[SOURCE DATA start]

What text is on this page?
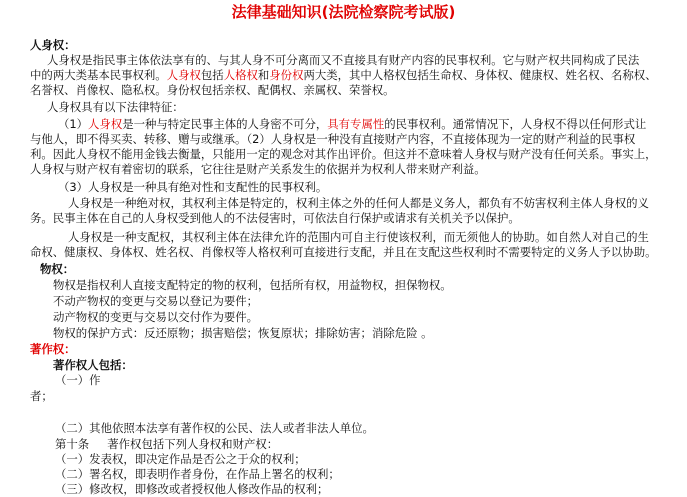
法律基础知识(法院检察院考试版)
人身权：
人身权是指民事主体依法享有的、与其人身不可分离而又不直接具有财产内容的民事权利。它与财产权共同构成了民法
中的两大类基本民事权利。人身权包括人格权和身份权两大类，其中人格权包括生命权、身体权、健康权、姓名权、名称权、
名誉权、肖像权、隐私权。身份权包括亲权、配偶权、亲属权、荣誉权。
人身权具有以下法律特征：
（1）人身权是一种与特定民事主体的人身密不可分，具有专属性的民事权利。通常情况下，人身权不得以任何形式让
与他人，即不得买卖、转移、赠与或继承。（2）人身权是一种没有直接财产内容，不直接体现为一定的财产利益的民事权
利。因此人身权不能用金钱去衡量，只能用一定的观念对其作出评价。但这并不意味着人身权与财产没有任何关系。事实上，
人身权与财产权有着密切的联系，它往往是财产关系发生的依据并为权利人带来财产利益。
（3）人身权是一种具有绝对性和支配性的民事权利。
人身权是一种绝对权，其权利主体是特定的，权利主体之外的任何人都是义务人，都负有不妨害权利主体人身权的义
务。民事主体在自己的人身权受到他人的不法侵害时，可依法自行保护或请求有关机关予以保护。
人身权是一种支配权，其权利主体在法律允许的范围内可自主行使该权利，而无须他人的协助。如自然人对自己的生
命权、健康权、身体权、姓名权、肖像权等人格权利可直接进行支配，并且在支配这些权利时不需要特定的义务人予以协助。
物权：
物权是指权利人直接支配特定的物的权利，包括所有权，用益物权，担保物权。
不动产物权的变更与交易以登记为要件；
动产物权的变更与交易以交付作为要件。
物权的保护方式：反还原物；损害赔偿；恢复原状；排除妨害；消除危险 。
著作权：
著作权人包括：
（一）作
者；
（二）其他依照本法享有著作权的公民、法人或者非法人单位。
第十条     著作权包括下列人身权和财产权：
（一）发表权，即决定作品是否公之于众的权利；
（二）署名权，即表明作者身份，在作品上署名的权利；
（三）修改权，即修改或者授权他人修改作品的权利；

[SOURCE DATA end]

*TASK DIRECTIONS*
Leave the images out and output the remaining material exactly as it stands.

*RESULT OF THE EXERCISE*
What text is on this page?
法律基础知识(法院检察院考试版)
人身权：
人身权是指民事主体依法享有的、与其人身不可分离而又不直接具有财产内容的民事权利。它与财产权共同构成了民法
中的两大类基本民事权利。人身权包括人格权和身份权两大类，其中人格权包括生命权、身体权、健康权、姓名权、名称权、
名誉权、肖像权、隐私权。身份权包括亲权、配偶权、亲属权、荣誉权。
人身权具有以下法律特征：
（1）人身权是一种与特定民事主体的人身密不可分，具有专属性的民事权利。通常情况下，人身权不得以任何形式让
与他人，即不得买卖、转移、赠与或继承。（2）人身权是一种没有直接财产内容，不直接体现为一定的财产利益的民事权
利。因此人身权不能用金钱去衡量，只能用一定的观念对其作出评价。但这并不意味着人身权与财产没有任何关系。事实上，
人身权与财产权有着密切的联系，它往往是财产关系发生的依据并为权利人带来财产利益。
（3）人身权是一种具有绝对性和支配性的民事权利。
人身权是一种绝对权，其权利主体是特定的，权利主体之外的任何人都是义务人，都负有不妨害权利主体人身权的义
务。民事主体在自己的人身权受到他人的不法侵害时，可依法自行保护或请求有关机关予以保护。
人身权是一种支配权，其权利主体在法律允许的范围内可自主行使该权利，而无须他人的协助。如自然人对自己的生
命权、健康权、身体权、姓名权、肖像权等人格权利可直接进行支配，并且在支配这些权利时不需要特定的义务人予以协助。
物权：
物权是指权利人直接支配特定的物的权利，包括所有权，用益物权，担保物权。
不动产物权的变更与交易以登记为要件；
动产物权的变更与交易以交付作为要件。
物权的保护方式：反还原物；损害赔偿；恢复原状；排除妨害；消除危险 。
著作权：
著作权人包括：
（一）作
者；
（二）其他依照本法享有著作权的公民、法人或者非法人单位。
第十条     著作权包括下列人身权和财产权：
（一）发表权，即决定作品是否公之于众的权利；
（二）署名权，即表明作者身份，在作品上署名的权利；
（三）修改权，即修改或者授权他人修改作品的权利；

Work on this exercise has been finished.